- GIVEN PASSAGE -
Editor’s Note: Please note that the information contained herein is meant only for general education: This should not be construed as Tax Advice.   Personal attributes could make a material difference in the advice given, so, before taking action, please consult your tax advisor or CPA.

 

Insurance is Always a Good Bet.

Headline: Who provides Insurance to crypto exchanges?

Date:

As cryptocurrency markets mature, they are attracting players from other industries. The insurance industry is one of them.   Before you fall asleep, this is actually really important, as the insurance markets will likely form the vanguard of normalization of cryptocurrency.  And you, dear reader, may stand to make a tidy profit in USD from buying very real shares of ownership in these companies.

Why Does the Cryptocurrency Ecosystem Need Insurance? 

Why do you need health insurance?   In case you have any catastrophic incident that lands you in the hospital, you need insurance to keep you from going bankrupt.  So often, this is because of (at least partially) the uncontrollable actions of others, you need insurance.  With rug pulls, heartbeat schemes and many others, the need for insurance seems axiomatic for the individual.    So it is for businesses who deal with cryptocurrencies.

(Dataset entries)

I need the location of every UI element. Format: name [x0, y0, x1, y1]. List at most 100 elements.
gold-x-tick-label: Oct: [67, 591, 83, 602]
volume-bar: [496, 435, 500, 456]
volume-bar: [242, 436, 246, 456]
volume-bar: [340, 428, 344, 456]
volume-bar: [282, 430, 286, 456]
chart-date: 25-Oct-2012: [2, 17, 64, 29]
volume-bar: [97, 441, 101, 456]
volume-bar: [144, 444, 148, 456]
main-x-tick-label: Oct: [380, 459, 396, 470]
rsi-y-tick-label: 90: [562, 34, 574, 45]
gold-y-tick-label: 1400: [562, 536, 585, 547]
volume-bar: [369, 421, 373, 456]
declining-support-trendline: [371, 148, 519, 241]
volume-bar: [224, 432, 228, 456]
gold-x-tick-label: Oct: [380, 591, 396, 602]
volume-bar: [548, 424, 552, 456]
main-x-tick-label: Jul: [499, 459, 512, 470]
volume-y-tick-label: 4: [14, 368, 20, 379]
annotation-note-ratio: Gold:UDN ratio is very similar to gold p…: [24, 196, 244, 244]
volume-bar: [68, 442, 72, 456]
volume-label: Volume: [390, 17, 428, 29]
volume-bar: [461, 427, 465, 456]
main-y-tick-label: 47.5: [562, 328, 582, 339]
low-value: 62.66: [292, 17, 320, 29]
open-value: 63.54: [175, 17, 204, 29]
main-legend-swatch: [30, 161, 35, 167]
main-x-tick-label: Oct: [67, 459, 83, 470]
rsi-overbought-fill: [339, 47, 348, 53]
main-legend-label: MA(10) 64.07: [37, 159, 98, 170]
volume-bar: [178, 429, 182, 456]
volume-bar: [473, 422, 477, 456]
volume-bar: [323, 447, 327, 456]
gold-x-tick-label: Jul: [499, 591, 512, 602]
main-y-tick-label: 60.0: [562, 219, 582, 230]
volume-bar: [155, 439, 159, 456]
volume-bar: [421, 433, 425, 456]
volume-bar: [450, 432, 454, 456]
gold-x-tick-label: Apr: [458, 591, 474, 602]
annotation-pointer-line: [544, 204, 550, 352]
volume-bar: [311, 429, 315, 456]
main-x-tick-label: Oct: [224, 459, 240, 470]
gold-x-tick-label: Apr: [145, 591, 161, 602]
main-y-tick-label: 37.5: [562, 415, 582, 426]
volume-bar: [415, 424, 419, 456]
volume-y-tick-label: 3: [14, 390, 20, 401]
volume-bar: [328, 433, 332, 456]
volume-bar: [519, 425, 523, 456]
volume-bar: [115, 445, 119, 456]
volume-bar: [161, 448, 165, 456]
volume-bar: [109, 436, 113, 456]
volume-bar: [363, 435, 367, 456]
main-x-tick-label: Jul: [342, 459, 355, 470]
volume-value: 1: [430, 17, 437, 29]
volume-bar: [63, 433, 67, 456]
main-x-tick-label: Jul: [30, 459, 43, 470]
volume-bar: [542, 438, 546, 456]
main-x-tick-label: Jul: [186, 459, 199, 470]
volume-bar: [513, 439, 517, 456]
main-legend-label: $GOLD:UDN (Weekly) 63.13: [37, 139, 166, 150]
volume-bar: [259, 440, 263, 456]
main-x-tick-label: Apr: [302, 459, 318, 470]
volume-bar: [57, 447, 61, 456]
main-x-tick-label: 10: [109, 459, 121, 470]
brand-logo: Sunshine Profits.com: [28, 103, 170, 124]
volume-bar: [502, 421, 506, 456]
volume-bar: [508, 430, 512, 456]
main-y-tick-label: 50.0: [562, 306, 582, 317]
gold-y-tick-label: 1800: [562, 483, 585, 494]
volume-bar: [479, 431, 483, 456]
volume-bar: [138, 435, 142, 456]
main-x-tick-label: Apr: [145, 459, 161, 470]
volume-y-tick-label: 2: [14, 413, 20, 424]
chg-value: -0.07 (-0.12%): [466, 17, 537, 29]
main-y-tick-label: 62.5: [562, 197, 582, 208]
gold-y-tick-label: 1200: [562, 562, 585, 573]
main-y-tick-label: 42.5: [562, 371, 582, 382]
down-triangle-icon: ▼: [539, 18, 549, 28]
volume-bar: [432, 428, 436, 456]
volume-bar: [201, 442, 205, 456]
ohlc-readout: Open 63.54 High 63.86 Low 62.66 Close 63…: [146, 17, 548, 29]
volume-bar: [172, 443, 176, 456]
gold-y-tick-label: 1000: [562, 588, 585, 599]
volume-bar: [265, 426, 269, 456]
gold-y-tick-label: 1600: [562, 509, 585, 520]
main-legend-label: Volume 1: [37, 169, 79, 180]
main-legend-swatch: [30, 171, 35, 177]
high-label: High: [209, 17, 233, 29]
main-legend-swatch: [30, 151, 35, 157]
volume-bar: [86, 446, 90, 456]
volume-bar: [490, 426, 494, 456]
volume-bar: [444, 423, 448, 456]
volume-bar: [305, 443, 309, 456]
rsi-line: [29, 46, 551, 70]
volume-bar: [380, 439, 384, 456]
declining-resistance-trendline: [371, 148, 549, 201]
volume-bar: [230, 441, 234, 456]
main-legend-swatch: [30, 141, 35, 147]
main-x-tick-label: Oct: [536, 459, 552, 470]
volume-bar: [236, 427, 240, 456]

- WHAT THIS EXERCISE ASKS -
1/ Answer these questions from the crypto insurance passage:
(a) Whom does the editor's note tell readers to consult before taking action?
(b) Which industry is named as one of the players cryptocurrency markets are attracting?
(c) Which two schemes are named before "and many others"?
2/ List every sentence in the crypto insurance passage that ends with a question mark.
3/ Duplicate everything in the crypto insurance passage from "Why do you need" down to "deal with cryptocurrencies.".
The dataset entries have nothing to do with these tasks.

- SOLUTIONS FOR EACH TASK -
1/
(a) Their tax advisor or CPA.
(b) The insurance industry.
(c) Rug pulls and heartbeat schemes.

2/
- Who provides Insurance to crypto exchanges?
- Why Does the Cryptocurrency Ecosystem Need Insurance?
- Why do you need health insurance?

3/
Why do you need health insurance?   In case you have any catastrophic incident that lands you in the hospital, you need insurance to keep you from going bankrupt.  So often, this is because of (at least partially) the uncontrollable actions of others, you need insurance.  With rug pulls, heartbeat schemes and many others, the need for insurance seems axiomatic for the individual.    So it is for businesses who deal with cryptocurrencies.